[STATED TASK A]
Copy out the listing's lines verbatim, beginning with the line that contains "cell-total: -0.7 (435, 1254, 534, 1327)" and ending with the line that contains "cell-plays: 1 (664, 1686, 779, 1759)", with both of those lines included.

----- SUPPLIED PASSAGE -----

[FoRK] Re: theism & atheism

Malcolm Greenshields < greenshields at uleth.ca > on > Wed Nov 22 13:34:24 PST 2006

Having read many of the posts re theism vs atheism, I guess I am 
mystified by the strange, decontextualized and maybe vain attempt to 
identify the true roots of our present distress. Its passion is pretty 
exciting, but it seems to ignore much of our recent experience. A lot of 
it issues from universities that could be considered among the most 
fertile offspring of the Church.

I have always thought that two of the most violent and destructive 
movements of the past century, Nazism and the various Eastern versions 
of Marxism, were generally considered atheistic if not 
antireligious;certainly their most enthusiastic members thought of 
themselves that way. Much of the opposition to them was distinctly 
religious. While this datum does not necessarily bear on the intrinsic 
merits of atheist and theist positions, it certainly suggests that 
religion as a source of so many ills may be overdrawn. Previous to these 
movements, there was no time in which most persons were not in some way 
religious. (Atheism was much feared and despised even by 
eighteenth-century deists such as Robespierre, although the English 
deist Tom Paine seems to have been less worried about it.) So it is 
difficult honestly to attribute particular episodes of behaviour we 
don't like to an influence whose significant absence cannot be 
estalished for most of history. We just don't have many cases before the 
twentieth century where we can show the effect of "no religion."

-----

[STATED TASK B]
Continue the post on theism and atheism from the point where it stops.

----- STORED DATA -----

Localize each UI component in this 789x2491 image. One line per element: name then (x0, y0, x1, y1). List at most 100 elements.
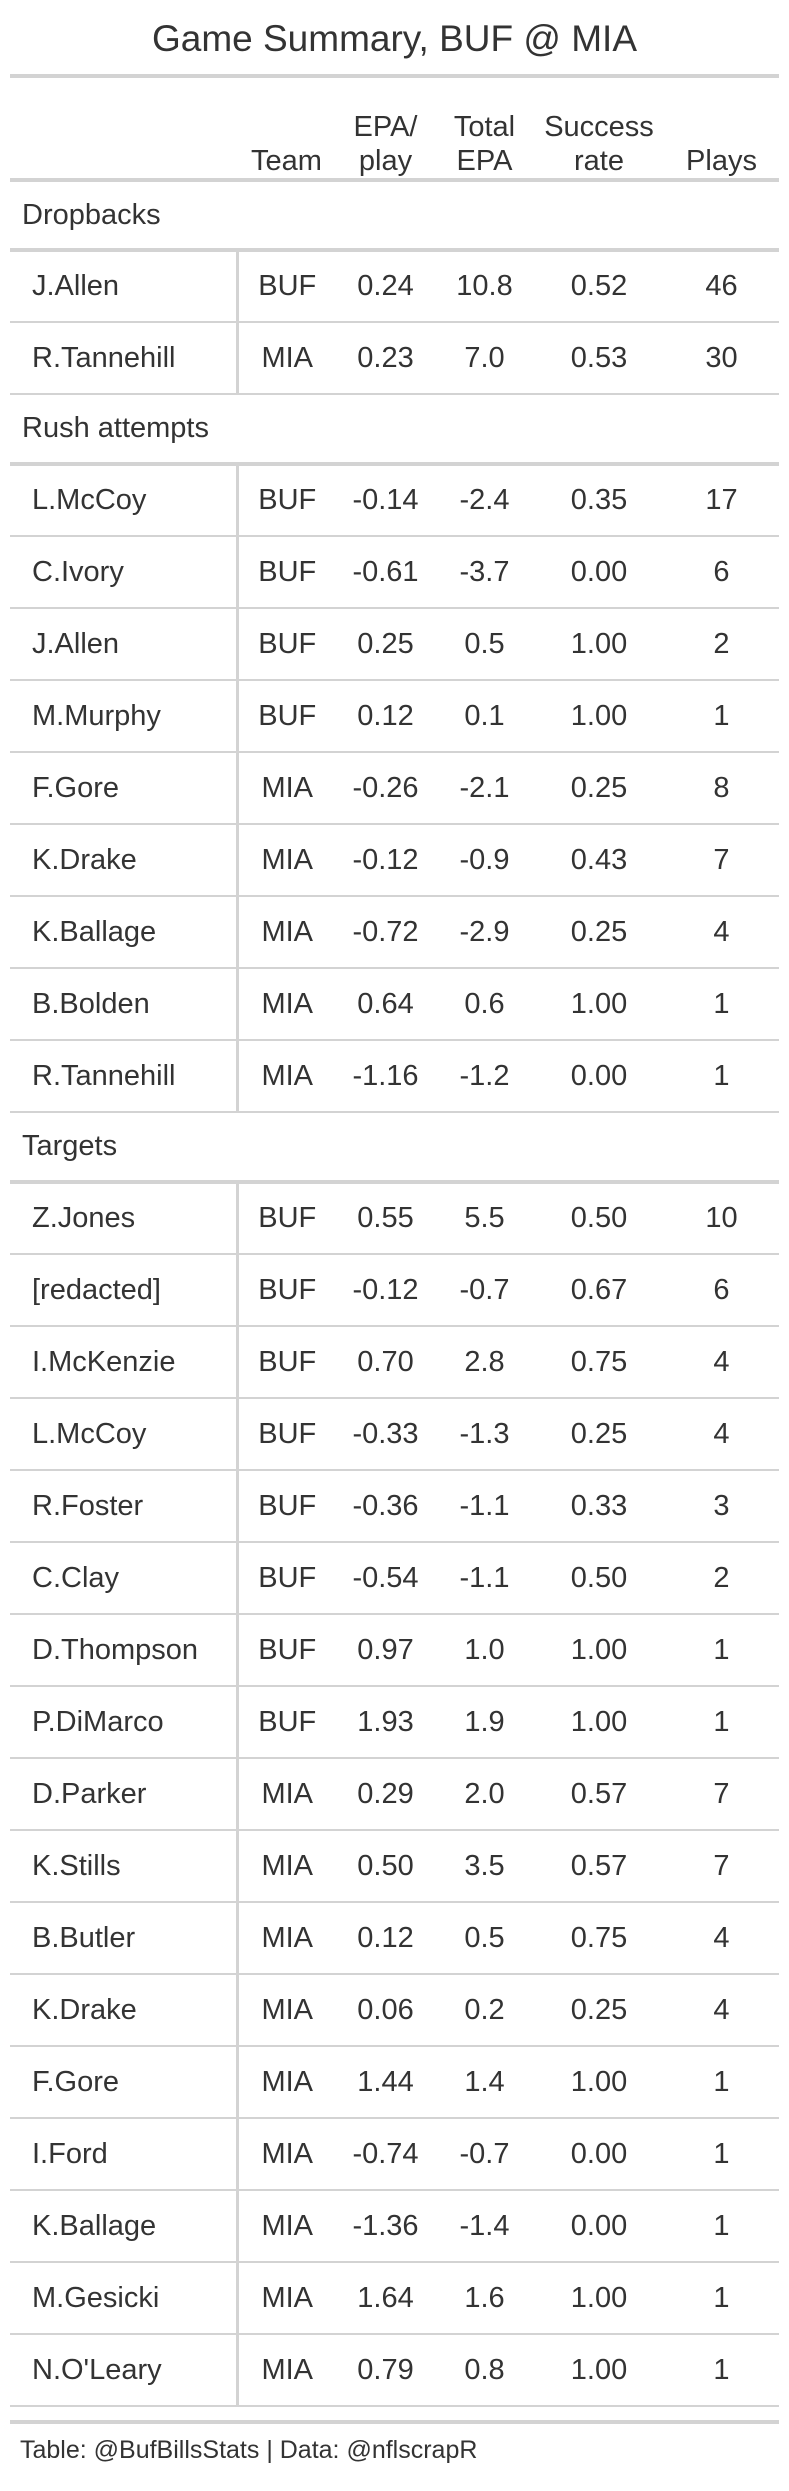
cell-total: -0.7 (435, 1254, 534, 1327)
table-row: L.McCoy BUF -0.14 -2.4 0.35 17 (10, 464, 779, 537)
cell-total: 1.0 (435, 1614, 534, 1687)
cell-plays: 1 (664, 2334, 779, 2407)
cell-total: 0.6 (435, 968, 534, 1041)
cell-team: BUF (237, 1182, 336, 1255)
table-row: K.Drake MIA 0.06 0.2 0.25 4 (10, 1974, 779, 2047)
cell-plays: 1 (664, 968, 779, 1041)
cell-sr: 0.52 (534, 250, 664, 323)
table-row: F.Gore MIA 1.44 1.4 1.00 1 (10, 2046, 779, 2119)
cell-total: -2.9 (435, 896, 534, 969)
table-row: F.Gore MIA -0.26 -2.1 0.25 8 (10, 752, 779, 825)
cell-epa: 0.64 (336, 968, 435, 1041)
cell-plays: 1 (664, 1686, 779, 1759)
cell-total: -2.4 (435, 464, 534, 537)
cell-epa: 0.12 (336, 680, 435, 753)
cell-plays: 1 (664, 680, 779, 753)
cell-sr: 1.00 (534, 2334, 664, 2407)
cell-plays: 8 (664, 752, 779, 825)
cell-epa: -0.74 (336, 2118, 435, 2191)
cell-epa: -1.16 (336, 1040, 435, 1113)
cell-total: 0.2 (435, 1974, 534, 2047)
cell-team: MIA (237, 968, 336, 1041)
cell-total: -1.1 (435, 1542, 534, 1615)
table-row: J.Allen BUF 0.24 10.8 0.52 46 (10, 250, 779, 323)
cell-sr: 0.25 (534, 752, 664, 825)
cell-epa: -0.12 (336, 824, 435, 897)
cell-name: F.Gore (10, 752, 239, 825)
cell-team: MIA (237, 1040, 336, 1113)
cell-name: P.DiMarco (10, 1686, 239, 1759)
cell-total: 3.5 (435, 1830, 534, 1903)
cell-name: R.Tannehill (10, 1040, 239, 1113)
cell-name: I.Ford (10, 2118, 239, 2191)
cell-epa: 0.12 (336, 1902, 435, 1975)
cell-total: 2.0 (435, 1758, 534, 1831)
table-title: Game Summary, BUF @ MIA (151, 18, 638, 59)
table-row: M.Gesicki MIA 1.64 1.6 1.00 1 (10, 2262, 779, 2335)
cell-epa: -0.12 (336, 1254, 435, 1327)
cell-epa: 0.50 (336, 1830, 435, 1903)
cell-team: MIA (237, 824, 336, 897)
table-row: K.Drake MIA -0.12 -0.9 0.43 7 (10, 824, 779, 897)
cell-total: 0.1 (435, 680, 534, 753)
table-row: R.Foster BUF -0.36 -1.1 0.33 3 (10, 1470, 779, 1543)
cell-sr: 0.43 (534, 824, 664, 897)
cell-sr: 0.75 (534, 1326, 664, 1399)
cell-team: MIA (237, 752, 336, 825)
cell-team: MIA (237, 2334, 336, 2407)
cell-name: L.McCoy (10, 464, 239, 537)
cell-epa: -0.72 (336, 896, 435, 969)
cell-sr: 1.00 (534, 1686, 664, 1759)
cell-sr: 0.33 (534, 1470, 664, 1543)
group-label: Targets (10, 1112, 779, 1184)
cell-team: MIA (237, 2118, 336, 2191)
cell-team: BUF (237, 1398, 336, 1471)
table-row: B.Butler MIA 0.12 0.5 0.75 4 (10, 1902, 779, 1975)
table-row: B.Bolden MIA 0.64 0.6 1.00 1 (10, 968, 779, 1041)
cell-team: BUF (237, 608, 336, 681)
cell-epa: 0.24 (336, 250, 435, 323)
cell-team: BUF (237, 1542, 336, 1615)
cell-sr: 0.25 (534, 1398, 664, 1471)
cell-plays: 1 (664, 1040, 779, 1113)
cell-name: [redacted] (10, 1254, 239, 1327)
cell-sr: 0.25 (534, 1974, 664, 2047)
table-row: C.Ivory BUF -0.61 -3.7 0.00 6 (10, 536, 779, 609)
cell-plays: 1 (664, 2118, 779, 2191)
cell-plays: 4 (664, 1902, 779, 1975)
cell-epa: -0.14 (336, 464, 435, 537)
cell-name: L.McCoy (10, 1398, 239, 1471)
cell-team: MIA (237, 1902, 336, 1975)
cell-total: -1.1 (435, 1470, 534, 1543)
table-row: [redacted] BUF -0.12 -0.7 0.67 6 (10, 1254, 779, 1327)
column-header-total-line2: EPA (456, 145, 513, 177)
cell-plays: 7 (664, 824, 779, 897)
cell-total: -1.3 (435, 1398, 534, 1471)
cell-sr: 0.35 (534, 464, 664, 537)
cell-sr: 0.25 (534, 896, 664, 969)
cell-name: K.Ballage (10, 896, 239, 969)
cell-plays: 6 (664, 536, 779, 609)
cell-name: R.Foster (10, 1470, 239, 1543)
cell-total: 0.5 (435, 608, 534, 681)
cell-plays: 6 (664, 1254, 779, 1327)
cell-plays: 1 (664, 2262, 779, 2335)
column-header-epa-line1: EPA/ (353, 111, 418, 143)
cell-team: BUF (237, 1686, 336, 1759)
column-header-team: Team (237, 76, 336, 180)
cell-plays: 17 (664, 464, 779, 537)
cell-name: Z.Jones (10, 1182, 239, 1255)
cell-epa: -0.33 (336, 1398, 435, 1471)
cell-team: BUF (237, 250, 336, 323)
cell-plays: 4 (664, 1326, 779, 1399)
cell-total: 5.5 (435, 1182, 534, 1255)
cell-epa: 0.29 (336, 1758, 435, 1831)
group-label: Dropbacks (10, 180, 779, 252)
cell-team: MIA (237, 896, 336, 969)
cell-team: BUF (237, 464, 336, 537)
column-header-total-line1: Total (453, 111, 516, 143)
cell-total: -3.7 (435, 536, 534, 609)
cell-name: J.Allen (10, 250, 239, 323)
group-header-row: Targets (10, 1112, 779, 1184)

-----

[EXERCISE OUTPUT A]
cell-total: -0.7 (435, 1254, 534, 1327)
table-row: L.McCoy BUF -0.14 -2.4 0.35 17 (10, 464, 779, 537)
cell-total: 1.0 (435, 1614, 534, 1687)
cell-plays: 1 (664, 2334, 779, 2407)
cell-total: 0.6 (435, 968, 534, 1041)
cell-team: BUF (237, 1182, 336, 1255)
table-row: K.Drake MIA 0.06 0.2 0.25 4 (10, 1974, 779, 2047)
cell-plays: 1 (664, 968, 779, 1041)
cell-sr: 0.52 (534, 250, 664, 323)
table-row: F.Gore MIA 1.44 1.4 1.00 1 (10, 2046, 779, 2119)
cell-total: -2.9 (435, 896, 534, 969)
table-row: F.Gore MIA -0.26 -2.1 0.25 8 (10, 752, 779, 825)
cell-epa: 0.64 (336, 968, 435, 1041)
cell-plays: 1 (664, 1686, 779, 1759)

[EXERCISE OUTPUT B]
A lot of the animus ( although again, not necessarily the intrinsic 
worth of arguments) in the debate seems to depend heavily: a) on the 
acceptance of the barking lunatics and ignoramuses who often pass for 
religious leaders and spokesmen in the U.S., and their Islamic enemies, 
as typical world representatives of religion. This despite the fact that 
the fundamentalist/modernist controversy/scopes trial etc. fuss has been 
historically almost exclusively an American phenomenon since the 
Wilberforce-Huxley debates of the nineteenth century,  b) given that 
acceptance, on the further belief that millions of deperately poor and 
profoundly ignorant people led by powerful demagogues and mountebanks 
are somehow representative of the effects of religion rather than of 
poverty, ignorance, isolation, and abuses of power from all sides.

Currently religion may well sometimes be a sort of pathology, but it is 
probably just as often another tool of pathological impulses, one of 
those trite things that people repeat to sanctify some of the idiocy in 
which they are engaged, part of a popular cultural tendency to try to 
represent oneself with various unexamined pieties, whether patriotic, 
scientific, ethnic or political, that empower. I really enoyed the TV 
show (I think it was the Daily Show) where the faux interviewer was 
talking to a politician who wanted to insert the Ten Commandments into 
his State's laws in some way. Amazingly, or maybe typically, when the 
guy was finally cornered, he had to admit that he didn't really know the 
Ten Commandments.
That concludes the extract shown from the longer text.